Exercise directions => Search the records below for the word "this" and show every line where it occurs.

Entries shown =>
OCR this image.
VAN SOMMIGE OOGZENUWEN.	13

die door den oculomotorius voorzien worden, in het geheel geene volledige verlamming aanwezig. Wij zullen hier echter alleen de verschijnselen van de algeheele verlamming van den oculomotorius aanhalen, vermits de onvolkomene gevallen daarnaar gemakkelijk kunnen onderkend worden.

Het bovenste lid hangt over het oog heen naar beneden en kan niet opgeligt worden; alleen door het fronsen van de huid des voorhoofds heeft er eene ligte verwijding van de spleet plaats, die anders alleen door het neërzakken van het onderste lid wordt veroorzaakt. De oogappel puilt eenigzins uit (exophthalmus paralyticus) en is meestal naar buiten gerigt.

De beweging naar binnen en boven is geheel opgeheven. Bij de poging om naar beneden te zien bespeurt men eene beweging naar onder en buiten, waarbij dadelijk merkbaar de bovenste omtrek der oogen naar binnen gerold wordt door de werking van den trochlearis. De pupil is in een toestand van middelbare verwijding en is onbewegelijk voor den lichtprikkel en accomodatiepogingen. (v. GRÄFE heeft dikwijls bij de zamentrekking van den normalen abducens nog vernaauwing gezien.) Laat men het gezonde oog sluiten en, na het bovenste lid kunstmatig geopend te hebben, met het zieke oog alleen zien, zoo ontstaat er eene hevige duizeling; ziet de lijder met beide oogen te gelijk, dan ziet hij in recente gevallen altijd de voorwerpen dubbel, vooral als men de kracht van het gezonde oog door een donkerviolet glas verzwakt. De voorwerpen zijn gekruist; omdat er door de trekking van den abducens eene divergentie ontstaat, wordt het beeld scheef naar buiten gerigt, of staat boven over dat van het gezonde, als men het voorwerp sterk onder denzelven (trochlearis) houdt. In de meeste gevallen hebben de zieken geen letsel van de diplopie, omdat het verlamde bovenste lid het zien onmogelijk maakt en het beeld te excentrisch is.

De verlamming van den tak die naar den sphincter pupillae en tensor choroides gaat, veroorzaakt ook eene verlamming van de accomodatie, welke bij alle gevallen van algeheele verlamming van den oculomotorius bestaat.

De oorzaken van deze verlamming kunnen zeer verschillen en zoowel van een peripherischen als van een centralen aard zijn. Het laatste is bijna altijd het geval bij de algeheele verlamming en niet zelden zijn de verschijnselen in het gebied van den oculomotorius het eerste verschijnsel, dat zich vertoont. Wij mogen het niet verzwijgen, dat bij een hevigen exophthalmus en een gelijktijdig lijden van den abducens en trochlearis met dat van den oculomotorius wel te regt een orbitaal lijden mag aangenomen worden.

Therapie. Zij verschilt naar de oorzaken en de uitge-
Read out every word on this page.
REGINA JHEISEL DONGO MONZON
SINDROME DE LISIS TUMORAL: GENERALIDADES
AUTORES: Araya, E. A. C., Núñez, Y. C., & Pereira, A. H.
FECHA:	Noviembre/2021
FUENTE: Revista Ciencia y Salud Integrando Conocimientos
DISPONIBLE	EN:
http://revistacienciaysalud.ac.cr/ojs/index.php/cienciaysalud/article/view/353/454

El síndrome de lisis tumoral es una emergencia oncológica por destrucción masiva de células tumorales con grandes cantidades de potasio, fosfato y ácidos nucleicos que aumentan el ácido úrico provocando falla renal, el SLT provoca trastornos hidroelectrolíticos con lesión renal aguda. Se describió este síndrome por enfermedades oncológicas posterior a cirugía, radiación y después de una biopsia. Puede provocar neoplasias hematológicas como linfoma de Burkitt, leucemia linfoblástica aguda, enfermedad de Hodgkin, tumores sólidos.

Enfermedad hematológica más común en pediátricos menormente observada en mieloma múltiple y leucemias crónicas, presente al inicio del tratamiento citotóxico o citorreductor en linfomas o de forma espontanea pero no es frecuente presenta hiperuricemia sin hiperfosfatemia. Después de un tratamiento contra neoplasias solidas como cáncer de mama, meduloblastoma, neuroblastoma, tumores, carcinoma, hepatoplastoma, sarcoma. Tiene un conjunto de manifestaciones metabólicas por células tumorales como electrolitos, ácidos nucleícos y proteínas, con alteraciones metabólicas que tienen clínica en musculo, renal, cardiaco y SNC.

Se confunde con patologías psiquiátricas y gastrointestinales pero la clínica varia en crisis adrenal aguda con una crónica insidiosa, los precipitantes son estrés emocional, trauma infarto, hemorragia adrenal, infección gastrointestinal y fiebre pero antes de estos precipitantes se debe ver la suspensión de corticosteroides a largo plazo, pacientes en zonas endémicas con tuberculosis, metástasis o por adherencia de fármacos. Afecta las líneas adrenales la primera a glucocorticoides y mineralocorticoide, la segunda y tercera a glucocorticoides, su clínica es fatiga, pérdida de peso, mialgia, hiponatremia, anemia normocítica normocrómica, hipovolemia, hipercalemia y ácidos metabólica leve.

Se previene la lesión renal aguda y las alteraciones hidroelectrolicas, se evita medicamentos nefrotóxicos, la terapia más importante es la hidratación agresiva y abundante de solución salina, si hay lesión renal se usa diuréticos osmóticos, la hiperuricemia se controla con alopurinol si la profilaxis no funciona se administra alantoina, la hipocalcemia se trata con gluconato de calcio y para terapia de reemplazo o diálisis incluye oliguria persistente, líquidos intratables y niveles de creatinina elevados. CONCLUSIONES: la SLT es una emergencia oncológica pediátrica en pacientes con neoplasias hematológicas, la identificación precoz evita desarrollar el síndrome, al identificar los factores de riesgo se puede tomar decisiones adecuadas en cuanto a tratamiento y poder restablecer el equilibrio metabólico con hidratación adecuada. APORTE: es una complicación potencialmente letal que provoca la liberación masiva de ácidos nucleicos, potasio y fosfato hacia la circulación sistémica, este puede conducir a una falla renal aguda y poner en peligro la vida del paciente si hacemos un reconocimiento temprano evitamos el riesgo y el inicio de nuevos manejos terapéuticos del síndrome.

Result of the task =>
OCR this image.
Read out every word on this page.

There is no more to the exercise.